## PASSAGE SHOWN:
Listening to what
Saint Matthew has to say
by
Damien F. Mackey
In this three-part article we attempt to
learn what Matthew the Evangelist himself
had intended with regard to certain
challenging aspects of his Gospel.
Part One: The Structure of Matthew’s Gospel
Bernard Sadler started the ball rolling aright when
he, in The
Structure of Matthew (“For Mary Immaculate,
Blessed Virgin, Mother of God, Queen of Evangelists”), sought to learn from Matthew himself what was the
Evangelist’s intended structure for his Gospel, as Bernard put it, “to explain
the basic structure Matthew used composing his gospel”. Bernard wrote (www.structureofmatthew.com):
Introduction
The structure of
Saint Matthew’s gospel has long remained obscure. Scholars believe that Matthew
wrote his gospel in a Semitic language, probably Hebrew. We do not know what
his manuscript looked like because the original and any copies that may have
been made from it have been lost. A Greek language version was made, some
scholars think by Matthew himself, and that too has been lost. But copies of
this Greek version, of uncertain degrees of relationship, have come down to us.
These early Greek versions seem not to show any structure, and editors since
have offered a wide variety of suggestions. The familiar division of the gospel
into 28 chapters made in the 13th century and the further division into verses
made in the 16th century do not help. They are indispensable today for
reference purposes, and are retained here, but they tell us little about the
gospel structure.
Understanding
the structure of the gospel and how Matthew ordered the various parts to each
other and to the whole is important, because unless this structure is correctly
understood what Matthew is saying is likely to be misunderstood. Understanding
the gospel’s structure will not prevent readers or commentators making errors
of interpretation but misunderstanding the structure certainly will not help.
The purpose of
this book is threefold: to explain the basic structure Matthew used composing
his gospel; to present outlines showing how this basic structure is found
throughout the gospel; and to provide a gospel text laid out using those
structures.

## COLLECTED DATA:
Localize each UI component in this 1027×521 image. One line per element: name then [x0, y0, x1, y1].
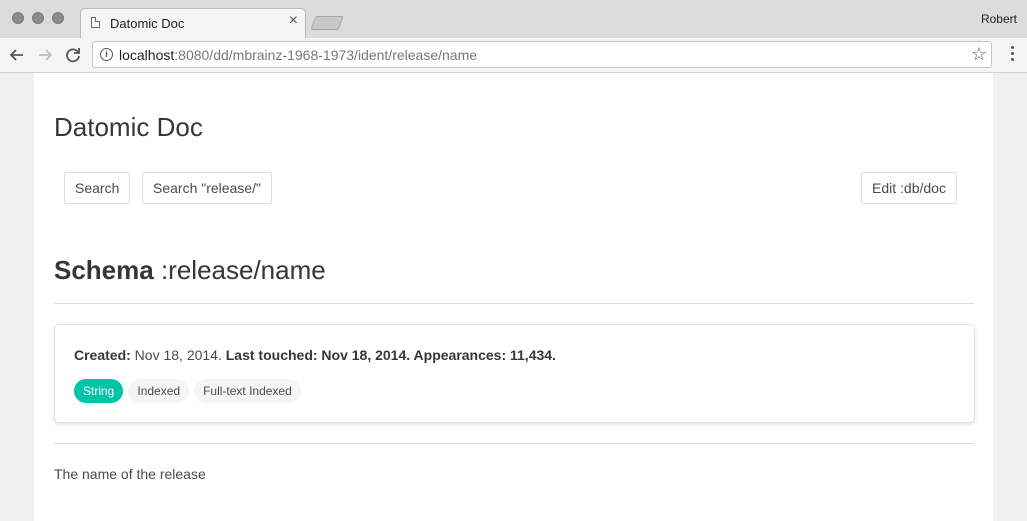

## SHORT PROBLEM:
Continue the article on Matthew's Gospel, starting after its last sentence. The listing above comes from a different source than the article on Matthew's Gospel.

## ANSWER TO THIS PROBLEM:
Basic structure
Now, contrary to
modern perceptions, early Greek versions do show the structure—but not the way
modern readers expect. Matthew wrote his gospel in paragraphs grouped into
larger symmetrical units called chiasms. A chiasm is a passage of several
paragraphs (or other units) so written that the last paragraph of the chiasm is
linked to the first paragraph, the second-last paragraph is linked to the
second paragraph, and so on. It is the linking of paragraphs this way that
binds them together as a chiasm. A chiasm usually has a freestanding central
paragraph about which the others are arrayed. Chiasm is the only structure
Matthew used in his gospel.
The linking of
the paragraphs of a chiasm is done by parallelism. Parallelism consists in the
repetition of words or phrases. A differently inflected form of a word may be
used and occasionally a synonym is used; for example, Matthew uses the word
treasures in 6:19 and repeats it in 7:6 as pearls. Sometimes two words are
repeated in reverse order to produce what is called inverted parallelism.
There are other
kinds of chiasms and other uses of parallelism in Hebrew literature but here we
are considering only those Matthew used to shape his gospel. ….
Part Two: Matthew’s Genealogy of Jesus Christ
Question:
What does Saint Matthew have to say about Our Lord’s Genealogy?
A merely superficial reading of this text (Matthew 1:6-17) will
not suffice to unravel its profound meaning.
According to Monsignor John McCarthy, in his Introduction to “The Historical
Meaning of the Forty-two Generations in Matthew 1:17” (http://www.rtforum.org/lt/lt13.html):
For
those who study deeply into the Gospel text, Matthew’s prologue, contained in
his first two chapters, is one of the most masterful pieces of writing ever
presented to human eyes. The genealogy with which this prologue begins displays
its full share of wondrous artistry, but so subtle is its turn that many
commentators have failed to grasp the logic that it implies. ….
Deep study is indeed required to grasp the logic of it all,
because it appears that Matthew has, within his neat triple arrangement of “fourteen generations” (1:17):
“Thus
there were fourteen generations in all from Abraham to David,
fourteen
from David to the exile to Babylon,
and
fourteen from the exile to the Messiah”.
completely dumped four kings
of Judah whose history is written in Kings and Chronicles.
Those familiar with the sequence of the kings of Judah as recorded
in Kings and Chronicles will be struck by the fact that Matthew 1 is missing
these: Ahaziah; Joash (Jehoash); and
Amaziah, three virtually successive
kings - Matthew understandably omits the usurping Queen Athaliah before Joash -
and later, Jehoiakim. Four in all!
Matthew’s
omissions can be seen clearly in this chart, a comparison of him with I
Chronicles (http://www.contradictingbiblecontradictions.com/?p=1179):
Matthew 1: 6-16
|
1 Chronicles 3:10-16
|
David
Solomon
Roboam
Abijah
Asa
Joshaphat
Joram
-
-
-
Ozias
Joatham
Achaz
Ezekiah
Manasses
Amon
Josiah
-
Jecohnias
|
David
Solomon
Rehoboam
Abijah
Asa
Jehoshaphat
Joram
Ahaziah
Joash
Amaziah
Azariah
(Ozias)
Jotham
Ahaz
Hezekiah
Manasseh
Amon
Josiah
Jehoiakim
Jeconiah
|
What is going on
here?
Was
Saint Matthew the Evangelist mathematically deficient, somewhat like the
schoolboy whose ‘sum of all fears’ is actually the fear of all sums?
Even
a mathematical dope, however, can probably manage to ‘doctor’ basic figures in
order to arrive at a pre-determined number!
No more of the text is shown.